*Written request*
Below are records; count the lines that contain "mean" and give only the total.

*Input records*
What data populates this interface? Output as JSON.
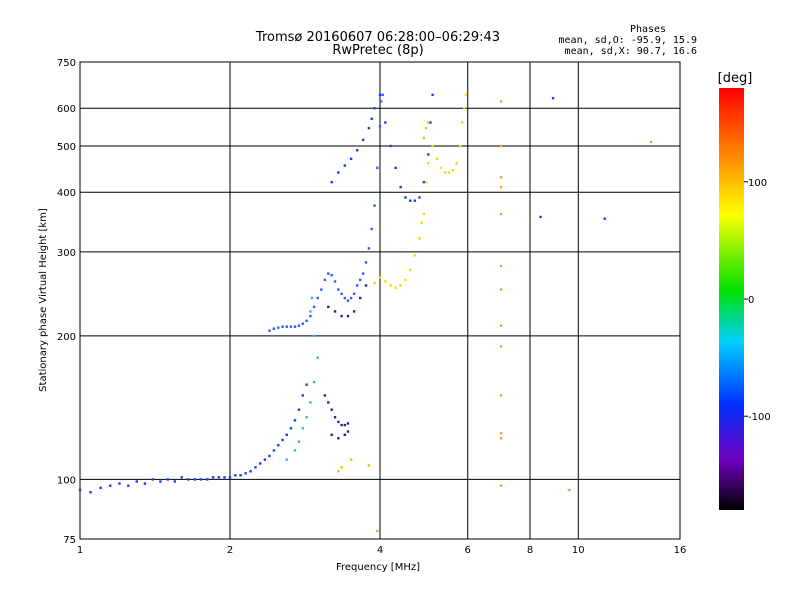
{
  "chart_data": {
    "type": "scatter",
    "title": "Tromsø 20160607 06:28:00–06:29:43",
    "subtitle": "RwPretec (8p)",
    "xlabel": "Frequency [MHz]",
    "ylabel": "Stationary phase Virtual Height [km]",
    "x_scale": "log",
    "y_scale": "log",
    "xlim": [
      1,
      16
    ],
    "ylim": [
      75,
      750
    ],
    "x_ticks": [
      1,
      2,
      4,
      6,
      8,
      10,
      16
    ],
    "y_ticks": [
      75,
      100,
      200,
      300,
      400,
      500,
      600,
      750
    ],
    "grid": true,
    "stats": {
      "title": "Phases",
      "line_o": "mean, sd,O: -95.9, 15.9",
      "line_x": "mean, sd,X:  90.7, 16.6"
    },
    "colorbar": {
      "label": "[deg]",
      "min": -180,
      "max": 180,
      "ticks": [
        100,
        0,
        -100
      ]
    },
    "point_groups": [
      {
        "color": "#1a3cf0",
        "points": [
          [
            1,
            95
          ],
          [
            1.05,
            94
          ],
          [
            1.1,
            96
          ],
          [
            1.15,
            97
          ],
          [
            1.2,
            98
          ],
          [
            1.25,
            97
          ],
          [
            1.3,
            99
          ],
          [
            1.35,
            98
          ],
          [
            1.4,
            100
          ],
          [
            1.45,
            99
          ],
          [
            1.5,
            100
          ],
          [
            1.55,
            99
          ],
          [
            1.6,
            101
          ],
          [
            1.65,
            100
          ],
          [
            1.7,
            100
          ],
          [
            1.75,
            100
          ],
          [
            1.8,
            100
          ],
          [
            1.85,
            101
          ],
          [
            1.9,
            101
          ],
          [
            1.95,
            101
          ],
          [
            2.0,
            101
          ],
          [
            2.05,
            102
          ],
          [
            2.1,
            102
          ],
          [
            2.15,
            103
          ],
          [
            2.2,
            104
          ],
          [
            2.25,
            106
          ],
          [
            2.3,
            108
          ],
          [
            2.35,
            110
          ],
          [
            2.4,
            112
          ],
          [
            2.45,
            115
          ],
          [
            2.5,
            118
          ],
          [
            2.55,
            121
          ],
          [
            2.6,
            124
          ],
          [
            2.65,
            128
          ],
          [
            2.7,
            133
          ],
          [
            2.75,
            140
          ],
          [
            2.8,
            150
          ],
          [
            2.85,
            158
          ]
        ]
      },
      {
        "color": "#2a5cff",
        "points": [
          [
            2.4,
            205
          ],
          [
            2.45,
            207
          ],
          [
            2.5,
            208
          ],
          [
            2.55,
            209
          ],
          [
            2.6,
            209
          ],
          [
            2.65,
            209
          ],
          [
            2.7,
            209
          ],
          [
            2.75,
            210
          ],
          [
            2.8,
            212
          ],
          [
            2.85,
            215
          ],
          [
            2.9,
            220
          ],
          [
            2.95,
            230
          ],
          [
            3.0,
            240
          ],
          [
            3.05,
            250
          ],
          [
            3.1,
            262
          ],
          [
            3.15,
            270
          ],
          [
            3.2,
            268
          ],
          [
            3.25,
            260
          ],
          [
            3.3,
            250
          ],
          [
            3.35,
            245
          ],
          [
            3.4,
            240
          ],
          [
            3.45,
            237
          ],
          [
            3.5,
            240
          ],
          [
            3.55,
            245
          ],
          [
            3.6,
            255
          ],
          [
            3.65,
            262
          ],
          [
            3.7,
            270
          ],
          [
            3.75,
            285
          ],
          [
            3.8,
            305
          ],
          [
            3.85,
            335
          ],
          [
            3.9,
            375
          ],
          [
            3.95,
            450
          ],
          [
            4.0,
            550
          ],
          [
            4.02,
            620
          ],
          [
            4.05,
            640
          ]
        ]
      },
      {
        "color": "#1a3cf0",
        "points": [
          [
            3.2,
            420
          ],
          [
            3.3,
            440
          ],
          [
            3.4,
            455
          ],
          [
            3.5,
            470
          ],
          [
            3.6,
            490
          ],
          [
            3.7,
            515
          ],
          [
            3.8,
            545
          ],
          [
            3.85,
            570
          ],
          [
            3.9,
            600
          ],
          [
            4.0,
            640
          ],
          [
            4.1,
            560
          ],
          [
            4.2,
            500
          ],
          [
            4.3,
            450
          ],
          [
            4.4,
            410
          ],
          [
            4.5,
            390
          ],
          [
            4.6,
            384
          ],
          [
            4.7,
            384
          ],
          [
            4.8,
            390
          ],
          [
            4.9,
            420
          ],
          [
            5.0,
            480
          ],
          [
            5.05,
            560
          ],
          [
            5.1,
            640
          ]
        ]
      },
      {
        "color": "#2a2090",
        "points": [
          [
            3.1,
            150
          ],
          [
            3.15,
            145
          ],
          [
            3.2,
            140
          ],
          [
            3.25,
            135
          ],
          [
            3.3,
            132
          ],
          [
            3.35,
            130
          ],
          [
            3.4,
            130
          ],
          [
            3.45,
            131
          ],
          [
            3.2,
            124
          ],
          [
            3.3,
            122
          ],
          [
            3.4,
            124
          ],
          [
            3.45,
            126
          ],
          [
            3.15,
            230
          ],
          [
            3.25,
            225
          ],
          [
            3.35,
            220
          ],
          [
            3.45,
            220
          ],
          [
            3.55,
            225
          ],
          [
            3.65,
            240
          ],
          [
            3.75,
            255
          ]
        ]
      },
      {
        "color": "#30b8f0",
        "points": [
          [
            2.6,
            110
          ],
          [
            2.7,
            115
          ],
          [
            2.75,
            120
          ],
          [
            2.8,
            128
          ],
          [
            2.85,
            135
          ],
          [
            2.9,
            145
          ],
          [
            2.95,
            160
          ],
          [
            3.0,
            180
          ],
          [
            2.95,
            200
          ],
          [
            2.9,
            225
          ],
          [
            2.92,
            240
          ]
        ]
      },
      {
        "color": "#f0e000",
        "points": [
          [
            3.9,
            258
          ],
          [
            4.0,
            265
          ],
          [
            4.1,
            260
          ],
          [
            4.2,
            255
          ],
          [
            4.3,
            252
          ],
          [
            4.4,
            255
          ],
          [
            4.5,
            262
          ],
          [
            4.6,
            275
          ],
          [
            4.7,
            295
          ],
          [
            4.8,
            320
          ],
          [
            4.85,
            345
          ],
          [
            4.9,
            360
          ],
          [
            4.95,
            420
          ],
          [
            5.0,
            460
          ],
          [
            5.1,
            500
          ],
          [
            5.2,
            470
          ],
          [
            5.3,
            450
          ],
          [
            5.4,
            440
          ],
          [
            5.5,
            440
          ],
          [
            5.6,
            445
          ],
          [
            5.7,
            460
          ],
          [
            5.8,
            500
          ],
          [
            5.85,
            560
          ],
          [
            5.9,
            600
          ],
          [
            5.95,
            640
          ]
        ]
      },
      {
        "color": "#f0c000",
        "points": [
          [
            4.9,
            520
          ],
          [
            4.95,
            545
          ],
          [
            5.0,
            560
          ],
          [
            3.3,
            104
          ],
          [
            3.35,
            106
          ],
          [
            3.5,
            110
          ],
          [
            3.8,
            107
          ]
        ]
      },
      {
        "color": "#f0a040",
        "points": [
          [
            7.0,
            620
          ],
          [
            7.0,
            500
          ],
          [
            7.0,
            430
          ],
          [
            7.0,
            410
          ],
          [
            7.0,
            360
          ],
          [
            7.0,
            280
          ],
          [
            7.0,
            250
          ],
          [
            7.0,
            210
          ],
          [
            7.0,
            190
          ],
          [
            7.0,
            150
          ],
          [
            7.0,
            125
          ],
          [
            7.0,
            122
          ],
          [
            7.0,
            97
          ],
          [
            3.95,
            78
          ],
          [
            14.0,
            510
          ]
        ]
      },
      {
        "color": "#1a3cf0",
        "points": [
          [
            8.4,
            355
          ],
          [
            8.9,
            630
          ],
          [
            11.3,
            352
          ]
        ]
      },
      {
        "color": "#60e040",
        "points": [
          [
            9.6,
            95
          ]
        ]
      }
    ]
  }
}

*Output for this exercise*
2